## BEGIN Supplied information
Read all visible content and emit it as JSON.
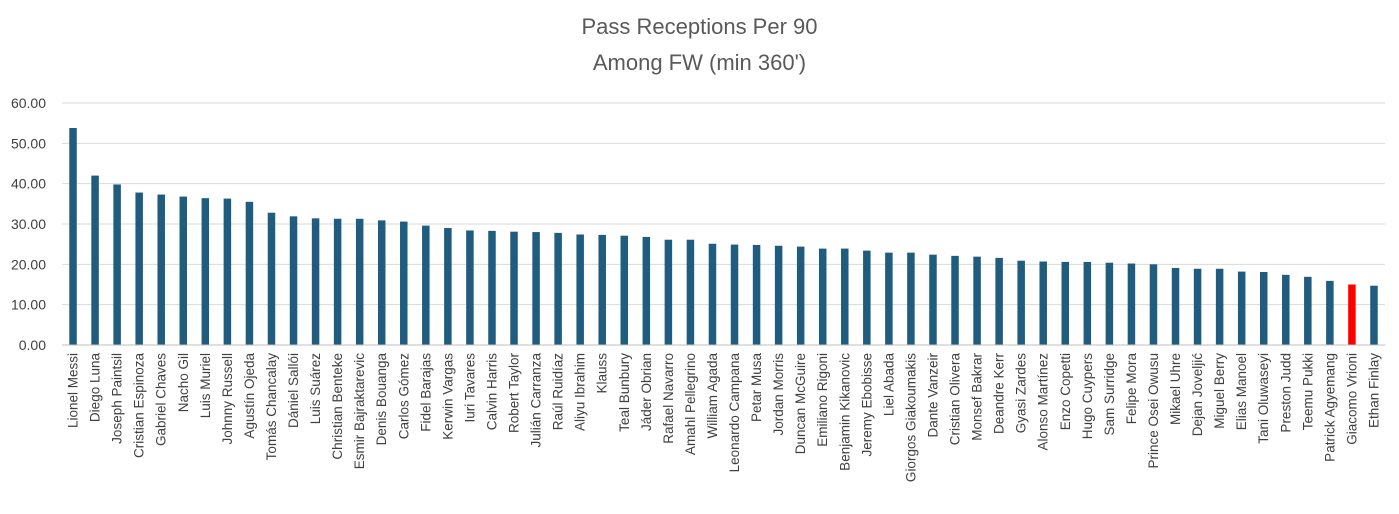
{
  "chart_data": {
    "type": "bar",
    "title_lines": [
      "Pass Receptions Per 90",
      "Among FW (min 360')"
    ],
    "xlabel": "",
    "ylabel": "",
    "ylim": [
      0,
      60
    ],
    "yticks": [
      "0.00",
      "10.00",
      "20.00",
      "30.00",
      "40.00",
      "50.00",
      "60.00"
    ],
    "grid": true,
    "legend": "none",
    "colors": {
      "default": "#1F5C7E",
      "highlight": "#FF0000",
      "grid": "#D9D9D9",
      "axis": "#BFBFBF"
    },
    "highlight_category": "Giacomo Vrioni",
    "categories": [
      "Lionel Messi",
      "Diego Luna",
      "Joseph Paintsil",
      "Cristian Espinoza",
      "Gabriel Chaves",
      "Nacho Gil",
      "Luis Muriel",
      "Johnny Russell",
      "Agustín Ojeda",
      "Tomás Chancalay",
      "Dániel Sallói",
      "Luis Suárez",
      "Christian Benteke",
      "Esmir Bajraktarevic",
      "Denis Bouanga",
      "Carlos Gómez",
      "Fidel Barajas",
      "Kerwin Vargas",
      "Iuri Tavares",
      "Calvin Harris",
      "Robert Taylor",
      "Julián Carranza",
      "Raúl Ruidíaz",
      "Aliyu Ibrahim",
      "Klauss",
      "Teal Bunbury",
      "Jáder Obrian",
      "Rafael Navarro",
      "Amahl Pellegrino",
      "William Agada",
      "Leonardo Campana",
      "Petar Musa",
      "Jordan Morris",
      "Duncan McGuire",
      "Emiliano Rigoni",
      "Benjamin Kikanovic",
      "Jeremy Ebobisse",
      "Liel Abada",
      "Giorgos Giakoumakis",
      "Dante Vanzeir",
      "Cristian Olivera",
      "Monsef Bakrar",
      "Deandre Kerr",
      "Gyasi Zardes",
      "Alonso Martínez",
      "Enzo Copetti",
      "Hugo Cuypers",
      "Sam Surridge",
      "Felipe Mora",
      "Prince Osei Owusu",
      "Mikael Uhre",
      "Dejan Joveljić",
      "Miguel Berry",
      "Elias Manoel",
      "Tani Oluwaseyi",
      "Preston Judd",
      "Teemu Pukki",
      "Patrick Agyemang",
      "Giacomo Vrioni",
      "Ethan Finlay"
    ],
    "values": [
      53.8,
      42.0,
      39.8,
      37.8,
      37.3,
      36.8,
      36.4,
      36.3,
      35.5,
      32.8,
      31.9,
      31.4,
      31.3,
      31.3,
      30.9,
      30.6,
      29.6,
      29.0,
      28.4,
      28.3,
      28.1,
      28.0,
      27.8,
      27.4,
      27.3,
      27.1,
      26.8,
      26.1,
      26.1,
      25.1,
      24.9,
      24.8,
      24.6,
      24.4,
      23.9,
      23.9,
      23.4,
      22.9,
      22.9,
      22.4,
      22.1,
      21.9,
      21.6,
      20.9,
      20.7,
      20.6,
      20.6,
      20.4,
      20.2,
      20.0,
      19.1,
      18.9,
      18.9,
      18.2,
      18.1,
      17.4,
      16.9,
      15.9,
      15.0,
      14.7
    ]
  }
}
## END Supplied information
# Exercise details
Copy the records exactly. Skip the pictures.

# Written answer
Read all visible content and emit it as JSON.
{
  "chart_data": {
    "type": "bar",
    "title_lines": [
      "Pass Receptions Per 90",
      "Among FW (min 360')"
    ],
    "xlabel": "",
    "ylabel": "",
    "ylim": [
      0,
      60
    ],
    "yticks": [
      "0.00",
      "10.00",
      "20.00",
      "30.00",
      "40.00",
      "50.00",
      "60.00"
    ],
    "grid": true,
    "legend": "none",
    "colors": {
      "default": "#1F5C7E",
      "highlight": "#FF0000",
      "grid": "#D9D9D9",
      "axis": "#BFBFBF"
    },
    "highlight_category": "Giacomo Vrioni",
    "categories": [
      "Lionel Messi",
      "Diego Luna",
      "Joseph Paintsil",
      "Cristian Espinoza",
      "Gabriel Chaves",
      "Nacho Gil",
      "Luis Muriel",
      "Johnny Russell",
      "Agustín Ojeda",
      "Tomás Chancalay",
      "Dániel Sallói",
      "Luis Suárez",
      "Christian Benteke",
      "Esmir Bajraktarevic",
      "Denis Bouanga",
      "Carlos Gómez",
      "Fidel Barajas",
      "Kerwin Vargas",
      "Iuri Tavares",
      "Calvin Harris",
      "Robert Taylor",
      "Julián Carranza",
      "Raúl Ruidíaz",
      "Aliyu Ibrahim",
      "Klauss",
      "Teal Bunbury",
      "Jáder Obrian",
      "Rafael Navarro",
      "Amahl Pellegrino",
      "William Agada",
      "Leonardo Campana",
      "Petar Musa",
      "Jordan Morris",
      "Duncan McGuire",
      "Emiliano Rigoni",
      "Benjamin Kikanovic",
      "Jeremy Ebobisse",
      "Liel Abada",
      "Giorgos Giakoumakis",
      "Dante Vanzeir",
      "Cristian Olivera",
      "Monsef Bakrar",
      "Deandre Kerr",
      "Gyasi Zardes",
      "Alonso Martínez",
      "Enzo Copetti",
      "Hugo Cuypers",
      "Sam Surridge",
      "Felipe Mora",
      "Prince Osei Owusu",
      "Mikael Uhre",
      "Dejan Joveljić",
      "Miguel Berry",
      "Elias Manoel",
      "Tani Oluwaseyi",
      "Preston Judd",
      "Teemu Pukki",
      "Patrick Agyemang",
      "Giacomo Vrioni",
      "Ethan Finlay"
    ],
    "values": [
      53.8,
      42.0,
      39.8,
      37.8,
      37.3,
      36.8,
      36.4,
      36.3,
      35.5,
      32.8,
      31.9,
      31.4,
      31.3,
      31.3,
      30.9,
      30.6,
      29.6,
      29.0,
      28.4,
      28.3,
      28.1,
      28.0,
      27.8,
      27.4,
      27.3,
      27.1,
      26.8,
      26.1,
      26.1,
      25.1,
      24.9,
      24.8,
      24.6,
      24.4,
      23.9,
      23.9,
      23.4,
      22.9,
      22.9,
      22.4,
      22.1,
      21.9,
      21.6,
      20.9,
      20.7,
      20.6,
      20.6,
      20.4,
      20.2,
      20.0,
      19.1,
      18.9,
      18.9,
      18.2,
      18.1,
      17.4,
      16.9,
      15.9,
      15.0,
      14.7
    ]
  }
}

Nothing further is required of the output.